Reading passage section start

All three are wrong, because you are storing connection strings in source code. Source code is not the right place for configuration, because you are not expected to have to change your code (and so, do all the regression testing) every time your database moves or every time you move from development database to staging and to production database.
Instead:
Store the connection string in a configuration file.
Create a class which accesses configuration file options.
The class should provide the callers with the simple interface to those options; callers shouldn't care where the configuration file is or how options are stored inside.
This abstraction makes it possible later to switch from, for instance, a configuration stored in a JSON file, to a configuration stored in an XML file, or even move configuration to a database such as Redis.
Create an instance of this class every time you need to access the configuration options.
You don't need a singleton here; if one day, performance becomes an issue (that is, the time needed to open and parse the configuration file becomes prohibitive), use caching.

Reading passage section end

Instructions to follow:
Write the next part of the passage on keeping database connection strings out of source code, beginning after its last sentence. The records below have no connection to the passage on storing connection strings.

Data supplied section start

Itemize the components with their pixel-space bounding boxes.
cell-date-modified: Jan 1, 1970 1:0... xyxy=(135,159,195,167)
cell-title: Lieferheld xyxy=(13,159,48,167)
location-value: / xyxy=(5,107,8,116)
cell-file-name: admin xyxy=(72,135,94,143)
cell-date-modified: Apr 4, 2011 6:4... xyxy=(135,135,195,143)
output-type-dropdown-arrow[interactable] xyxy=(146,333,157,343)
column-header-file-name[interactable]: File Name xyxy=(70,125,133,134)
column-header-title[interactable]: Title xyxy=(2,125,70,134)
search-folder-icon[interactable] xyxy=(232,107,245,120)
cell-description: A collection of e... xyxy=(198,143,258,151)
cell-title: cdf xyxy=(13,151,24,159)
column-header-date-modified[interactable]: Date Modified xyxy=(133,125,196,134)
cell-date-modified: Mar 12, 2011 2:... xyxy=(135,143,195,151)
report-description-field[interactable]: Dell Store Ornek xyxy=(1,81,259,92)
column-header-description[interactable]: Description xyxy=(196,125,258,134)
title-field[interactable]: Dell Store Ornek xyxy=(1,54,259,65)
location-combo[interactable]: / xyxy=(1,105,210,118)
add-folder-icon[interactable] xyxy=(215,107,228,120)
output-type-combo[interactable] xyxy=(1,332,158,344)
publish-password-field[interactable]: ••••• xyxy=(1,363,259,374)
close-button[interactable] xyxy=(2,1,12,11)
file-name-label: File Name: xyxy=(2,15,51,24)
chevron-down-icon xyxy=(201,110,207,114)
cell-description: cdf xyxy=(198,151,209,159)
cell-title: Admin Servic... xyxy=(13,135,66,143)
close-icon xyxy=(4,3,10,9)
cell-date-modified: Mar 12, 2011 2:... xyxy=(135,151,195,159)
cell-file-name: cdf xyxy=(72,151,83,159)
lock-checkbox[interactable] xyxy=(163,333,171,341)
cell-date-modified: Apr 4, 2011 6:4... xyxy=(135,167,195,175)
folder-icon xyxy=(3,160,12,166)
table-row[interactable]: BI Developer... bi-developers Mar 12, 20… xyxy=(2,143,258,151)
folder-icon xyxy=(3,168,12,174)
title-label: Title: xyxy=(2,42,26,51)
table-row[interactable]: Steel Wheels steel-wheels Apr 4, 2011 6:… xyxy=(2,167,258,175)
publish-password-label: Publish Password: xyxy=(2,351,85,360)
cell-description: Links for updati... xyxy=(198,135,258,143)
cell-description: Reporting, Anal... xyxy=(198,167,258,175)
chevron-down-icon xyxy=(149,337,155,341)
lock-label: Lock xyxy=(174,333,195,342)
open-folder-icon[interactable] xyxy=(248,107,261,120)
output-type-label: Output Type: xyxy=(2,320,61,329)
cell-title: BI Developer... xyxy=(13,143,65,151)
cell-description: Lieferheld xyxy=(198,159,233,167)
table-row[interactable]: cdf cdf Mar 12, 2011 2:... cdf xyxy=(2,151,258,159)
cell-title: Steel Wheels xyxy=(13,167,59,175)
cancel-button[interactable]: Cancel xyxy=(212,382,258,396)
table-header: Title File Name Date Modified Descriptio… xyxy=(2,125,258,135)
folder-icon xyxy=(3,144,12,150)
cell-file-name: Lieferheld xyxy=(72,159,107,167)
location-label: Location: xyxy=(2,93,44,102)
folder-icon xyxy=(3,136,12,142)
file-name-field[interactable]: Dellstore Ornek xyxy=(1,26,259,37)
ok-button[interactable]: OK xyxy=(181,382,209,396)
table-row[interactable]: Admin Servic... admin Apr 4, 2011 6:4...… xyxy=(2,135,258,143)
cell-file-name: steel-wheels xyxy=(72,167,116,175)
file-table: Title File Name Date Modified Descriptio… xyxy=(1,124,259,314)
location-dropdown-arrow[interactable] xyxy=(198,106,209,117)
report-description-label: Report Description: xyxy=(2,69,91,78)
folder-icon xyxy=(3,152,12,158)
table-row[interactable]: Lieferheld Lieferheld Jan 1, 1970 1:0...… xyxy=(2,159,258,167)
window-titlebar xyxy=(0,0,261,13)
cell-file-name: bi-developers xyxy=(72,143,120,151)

Data supplied section end

Response area:
If you are absolutely sure (beware of YAGNI) that you'll have to move to a different storage mechanism soon (for example from JSON file to Redis), you may use Dependency Injection by creating the configuration object at the top of the stack, and then pass it to the callers. This will ensure that when moving to a different mechanism, you'll change no more than one line in your code base, replacing:
$configuration = new JsonFileAppConfiguration();by:
$configuration = new RedisAppConfiguration();but everything else will rely only on the interface
IAppConfigurationthat both those classes implement.